== INFORMATION SHOWN ==

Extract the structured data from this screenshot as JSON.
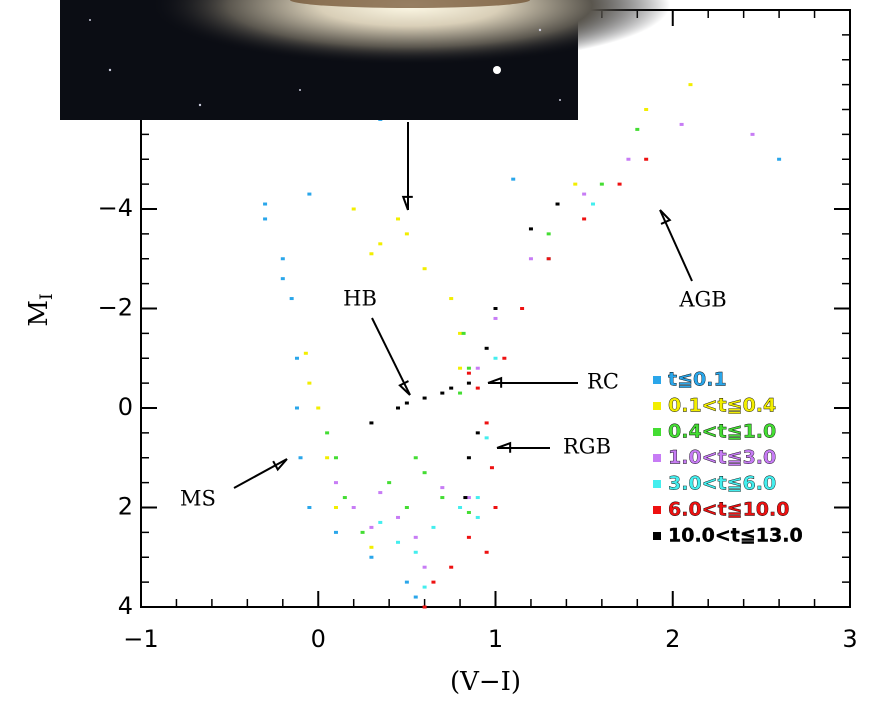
{
  "chart_data": {
    "type": "scatter",
    "xlabel": "(V−I)",
    "ylabel": "MI",
    "xlim": [
      -1,
      3
    ],
    "ylim": [
      4,
      -8
    ],
    "xticks": [
      {
        "value": -1,
        "label": "−1"
      },
      0,
      1,
      2,
      3
    ],
    "yticks": [
      {
        "value": -4,
        "label": "−4"
      },
      {
        "value": -2,
        "label": "−2"
      },
      0,
      2,
      4
    ],
    "annotations": [
      "HB",
      "RC",
      "RGB",
      "MS",
      "AGB"
    ],
    "series": [
      {
        "name": "t≦0.1",
        "color": "#2aa6ea",
        "x": [
          -0.3,
          -0.3,
          -0.2,
          -0.2,
          -0.15,
          -0.05,
          0.35,
          1.1,
          -0.12,
          -0.12,
          -0.1,
          -0.05,
          0.1,
          0.3,
          0.5,
          0.55,
          2.6
        ],
        "values": [
          -4.1,
          -3.8,
          -3.0,
          -2.6,
          -2.2,
          -4.3,
          -5.8,
          -4.6,
          -1.0,
          0.0,
          1.0,
          2.0,
          2.5,
          3.0,
          3.5,
          3.8,
          -5.0
        ]
      },
      {
        "name": "0.1<t≦0.4",
        "color": "#f2ee00",
        "x": [
          -0.07,
          -0.05,
          0.0,
          0.05,
          0.1,
          0.3,
          0.2,
          0.35,
          0.5,
          0.6,
          0.75,
          0.8,
          0.8,
          1.45,
          1.85,
          2.1,
          0.45,
          0.3
        ],
        "values": [
          -1.1,
          -0.5,
          0.0,
          1.0,
          2.0,
          2.8,
          -4.0,
          -3.3,
          -3.5,
          -2.8,
          -2.2,
          -1.5,
          -0.8,
          -4.5,
          -6.0,
          -6.5,
          -3.8,
          -3.1
        ]
      },
      {
        "name": "0.4<t≦1.0",
        "color": "#44dd33",
        "x": [
          0.05,
          0.1,
          0.15,
          0.25,
          0.4,
          0.5,
          0.6,
          0.82,
          0.85,
          0.8,
          1.3,
          1.6,
          1.8,
          0.55,
          0.7,
          0.85
        ],
        "values": [
          0.5,
          1.0,
          1.8,
          2.5,
          1.5,
          2.0,
          1.3,
          -1.5,
          -0.8,
          -0.3,
          -3.5,
          -4.5,
          -5.6,
          1.0,
          1.8,
          2.1
        ]
      },
      {
        "name": "1.0<t≦3.0",
        "color": "#c77cf5",
        "x": [
          0.1,
          0.2,
          0.3,
          0.45,
          0.55,
          0.35,
          0.7,
          0.85,
          0.9,
          1.0,
          1.2,
          1.5,
          1.75,
          2.05,
          2.45,
          0.6
        ],
        "values": [
          1.5,
          2.0,
          2.4,
          2.2,
          2.6,
          1.7,
          1.6,
          1.8,
          -0.8,
          -1.8,
          -3.0,
          -4.3,
          -5.0,
          -5.7,
          -5.5,
          3.2
        ]
      },
      {
        "name": "3.0<t≦6.0",
        "color": "#44eeee",
        "x": [
          0.35,
          0.45,
          0.55,
          0.65,
          0.8,
          0.9,
          0.95,
          1.0,
          1.3,
          1.55,
          0.6,
          0.9
        ],
        "values": [
          2.3,
          2.7,
          2.9,
          2.4,
          2.0,
          1.8,
          0.6,
          -1.0,
          -3.0,
          -4.1,
          3.6,
          2.2
        ]
      },
      {
        "name": "6.0<t≦10.0",
        "color": "#ee1111",
        "x": [
          0.85,
          0.9,
          0.95,
          0.98,
          1.0,
          0.75,
          0.65,
          0.6,
          1.05,
          1.15,
          1.3,
          1.5,
          1.7,
          1.85,
          0.95,
          0.85
        ],
        "values": [
          -0.7,
          -0.4,
          0.3,
          1.2,
          2.0,
          3.2,
          3.5,
          4.0,
          -1.0,
          -2.0,
          -3.0,
          -3.8,
          -4.5,
          -5.0,
          2.9,
          2.6
        ]
      },
      {
        "name": "10.0<t≦13.0",
        "color": "#000000",
        "x": [
          0.3,
          0.45,
          0.6,
          0.75,
          0.85,
          0.9,
          0.85,
          0.83,
          1.0,
          1.2,
          1.35,
          0.95,
          0.5,
          0.7
        ],
        "values": [
          0.3,
          0.0,
          -0.2,
          -0.4,
          -0.5,
          0.5,
          1.0,
          1.8,
          -2.0,
          -3.6,
          -4.1,
          -1.2,
          -0.1,
          -0.3
        ]
      }
    ]
  }
}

== WHAT THE EXERCISE ASKS ==
Restate each entry word for word, please, but drop any images it holds.

== EXERCISE OUTPUT ==
Extract the structured data from this screenshot as JSON.
{
  "chart_data": {
    "type": "scatter",
    "xlabel": "(V−I)",
    "ylabel": "MI",
    "xlim": [
      -1,
      3
    ],
    "ylim": [
      4,
      -8
    ],
    "xticks": [
      {
        "value": -1,
        "label": "−1"
      },
      0,
      1,
      2,
      3
    ],
    "yticks": [
      {
        "value": -4,
        "label": "−4"
      },
      {
        "value": -2,
        "label": "−2"
      },
      0,
      2,
      4
    ],
    "annotations": [
      "HB",
      "RC",
      "RGB",
      "MS",
      "AGB"
    ],
    "series": [
      {
        "name": "t≦0.1",
        "color": "#2aa6ea",
        "x": [
          -0.3,
          -0.3,
          -0.2,
          -0.2,
          -0.15,
          -0.05,
          0.35,
          1.1,
          -0.12,
          -0.12,
          -0.1,
          -0.05,
          0.1,
          0.3,
          0.5,
          0.55,
          2.6
        ],
        "values": [
          -4.1,
          -3.8,
          -3.0,
          -2.6,
          -2.2,
          -4.3,
          -5.8,
          -4.6,
          -1.0,
          0.0,
          1.0,
          2.0,
          2.5,
          3.0,
          3.5,
          3.8,
          -5.0
        ]
      },
      {
        "name": "0.1<t≦0.4",
        "color": "#f2ee00",
        "x": [
          -0.07,
          -0.05,
          0.0,
          0.05,
          0.1,
          0.3,
          0.2,
          0.35,
          0.5,
          0.6,
          0.75,
          0.8,
          0.8,
          1.45,
          1.85,
          2.1,
          0.45,
          0.3
        ],
        "values": [
          -1.1,
          -0.5,
          0.0,
          1.0,
          2.0,
          2.8,
          -4.0,
          -3.3,
          -3.5,
          -2.8,
          -2.2,
          -1.5,
          -0.8,
          -4.5,
          -6.0,
          -6.5,
          -3.8,
          -3.1
        ]
      },
      {
        "name": "0.4<t≦1.0",
        "color": "#44dd33",
        "x": [
          0.05,
          0.1,
          0.15,
          0.25,
          0.4,
          0.5,
          0.6,
          0.82,
          0.85,
          0.8,
          1.3,
          1.6,
          1.8,
          0.55,
          0.7,
          0.85
        ],
        "values": [
          0.5,
          1.0,
          1.8,
          2.5,
          1.5,
          2.0,
          1.3,
          -1.5,
          -0.8,
          -0.3,
          -3.5,
          -4.5,
          -5.6,
          1.0,
          1.8,
          2.1
        ]
      },
      {
        "name": "1.0<t≦3.0",
        "color": "#c77cf5",
        "x": [
          0.1,
          0.2,
          0.3,
          0.45,
          0.55,
          0.35,
          0.7,
          0.85,
          0.9,
          1.0,
          1.2,
          1.5,
          1.75,
          2.05,
          2.45,
          0.6
        ],
        "values": [
          1.5,
          2.0,
          2.4,
          2.2,
          2.6,
          1.7,
          1.6,
          1.8,
          -0.8,
          -1.8,
          -3.0,
          -4.3,
          -5.0,
          -5.7,
          -5.5,
          3.2
        ]
      },
      {
        "name": "3.0<t≦6.0",
        "color": "#44eeee",
        "x": [
          0.35,
          0.45,
          0.55,
          0.65,
          0.8,
          0.9,
          0.95,
          1.0,
          1.3,
          1.55,
          0.6,
          0.9
        ],
        "values": [
          2.3,
          2.7,
          2.9,
          2.4,
          2.0,
          1.8,
          0.6,
          -1.0,
          -3.0,
          -4.1,
          3.6,
          2.2
        ]
      },
      {
        "name": "6.0<t≦10.0",
        "color": "#ee1111",
        "x": [
          0.85,
          0.9,
          0.95,
          0.98,
          1.0,
          0.75,
          0.65,
          0.6,
          1.05,
          1.15,
          1.3,
          1.5,
          1.7,
          1.85,
          0.95,
          0.85
        ],
        "values": [
          -0.7,
          -0.4,
          0.3,
          1.2,
          2.0,
          3.2,
          3.5,
          4.0,
          -1.0,
          -2.0,
          -3.0,
          -3.8,
          -4.5,
          -5.0,
          2.9,
          2.6
        ]
      },
      {
        "name": "10.0<t≦13.0",
        "color": "#000000",
        "x": [
          0.3,
          0.45,
          0.6,
          0.75,
          0.85,
          0.9,
          0.85,
          0.83,
          1.0,
          1.2,
          1.35,
          0.95,
          0.5,
          0.7
        ],
        "values": [
          0.3,
          0.0,
          -0.2,
          -0.4,
          -0.5,
          0.5,
          1.0,
          1.8,
          -2.0,
          -3.6,
          -4.1,
          -1.2,
          -0.1,
          -0.3
        ]
      }
    ]
  }
}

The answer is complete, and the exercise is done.